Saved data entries
....................
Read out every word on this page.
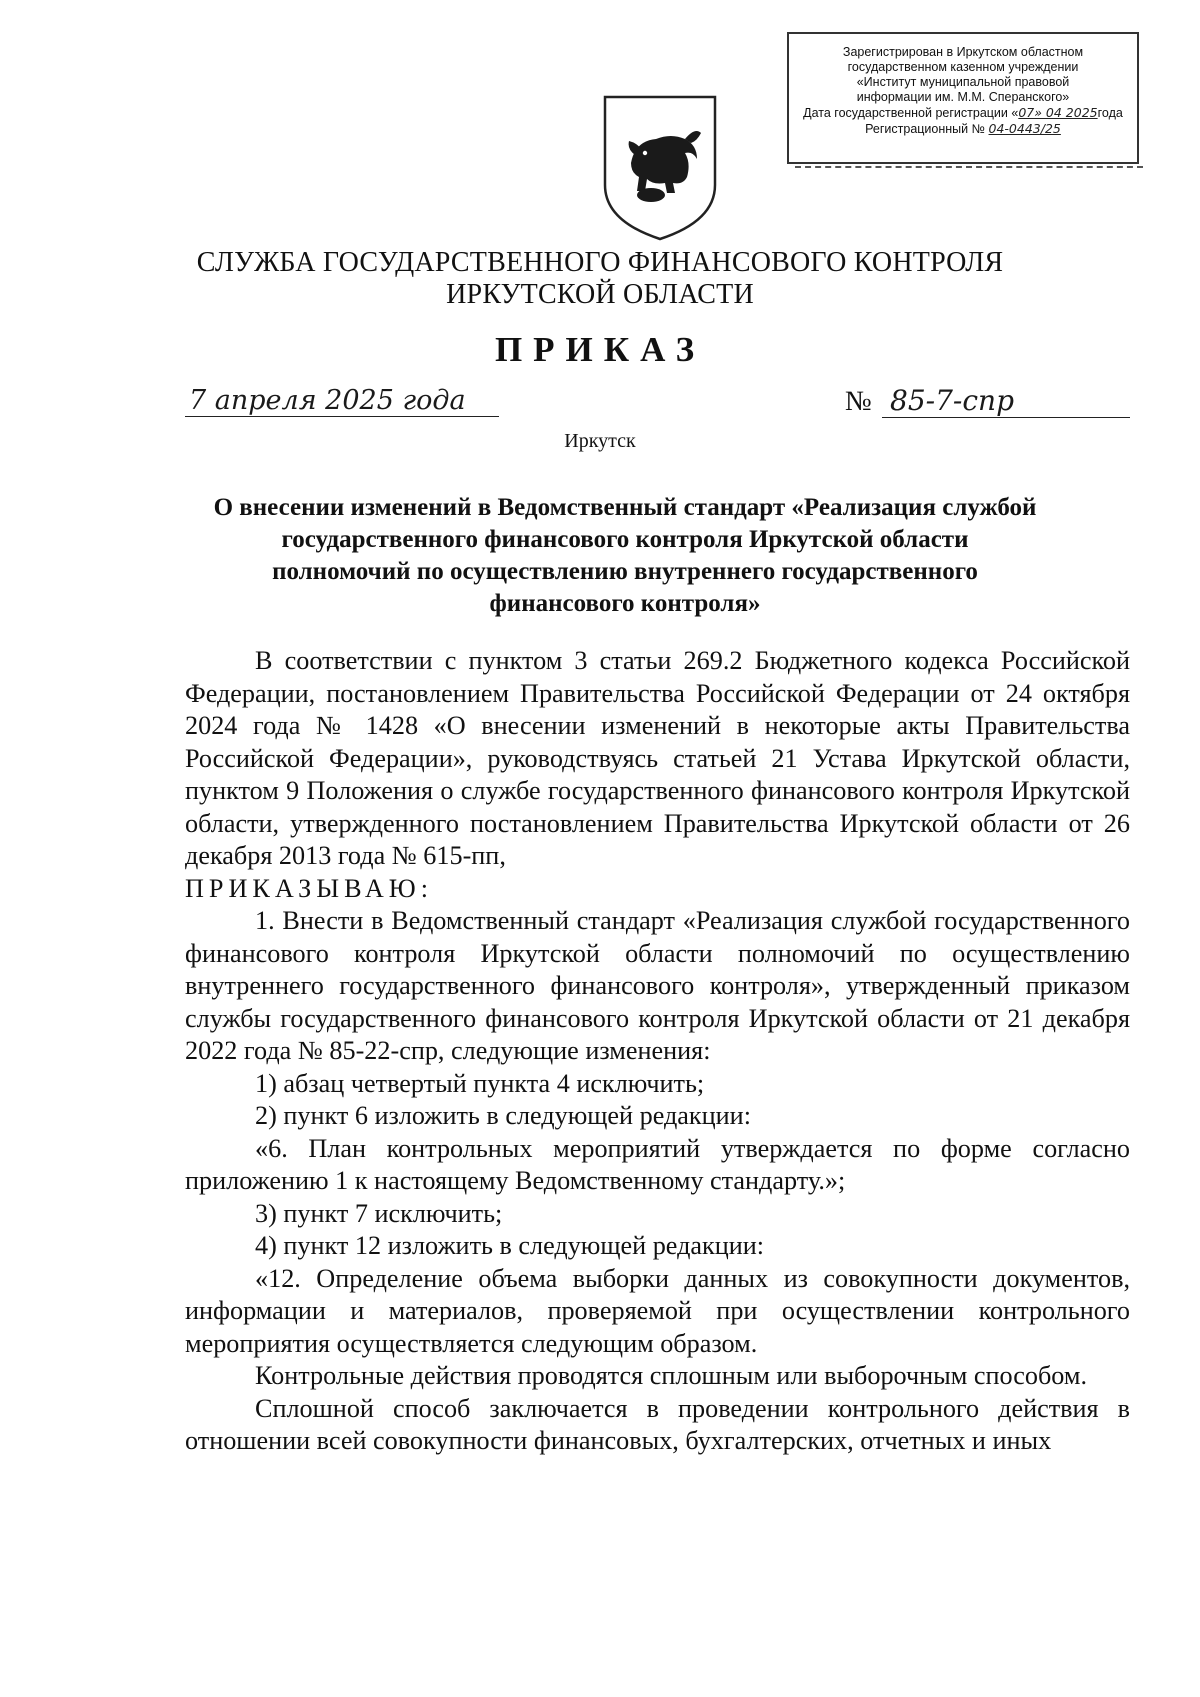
Зарегистрирован в Иркутском областном
государственном казенном учреждении
«Институт муниципальной правовой
информации им. М.М. Сперанского»
Дата государственной регистрации «07» 04 2025года
Регистрационный № 04-0443/25
СЛУЖБА ГОСУДАРСТВЕННОГО ФИНАНСОВОГО КОНТРОЛЯ
ИРКУТСКОЙ ОБЛАСТИ
ПРИКАЗ
7 апреля 2025 года	№ 85-7-спр
Иркутск
О внесении изменений в Ведомственный стандарт «Реализация службой
государственного финансового контроля Иркутской области
полномочий по осуществлению внутреннего государственного
финансового контроля»

В соответствии с пунктом 3 статьи 269.2 Бюджетного кодекса Российской Федерации, постановлением Правительства Российской Федерации от 24 октября 2024 года № 1428 «О внесении изменений в некоторые акты Правительства Российской Федерации», руководствуясь статьей 21 Устава Иркутской области, пунктом 9 Положения о службе государственного финансового контроля Иркутской области, утвержденного постановлением Правительства Иркутской области от 26 декабря 2013 года № 615-пп,

ПРИКАЗЫВАЮ:

1. Внести в Ведомственный стандарт «Реализация службой государственного финансового контроля Иркутской области полномочий по осуществлению внутреннего государственного финансового контроля», утвержденный приказом службы государственного финансового контроля Иркутской области от 21 декабря 2022 года № 85-22-спр, следующие изменения:

1) абзац четвертый пункта 4 исключить;

2) пункт 6 изложить в следующей редакции:

«6. План контрольных мероприятий утверждается по форме согласно приложению 1 к настоящему Ведомственному стандарту.»;

3) пункт 7 исключить;

4) пункт 12 изложить в следующей редакции:

«12. Определение объема выборки данных из совокупности документов, информации и материалов, проверяемой при осуществлении контрольного мероприятия осуществляется следующим образом.

Контрольные действия проводятся сплошным или выборочным способом.

Сплошной способ заключается в проведении контрольного действия в отношении всей совокупности финансовых, бухгалтерских, отчетных и иных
....................
## [Written problem]
Count how many lines hold the string "внесении" and give that number alone.

## [Full response]
2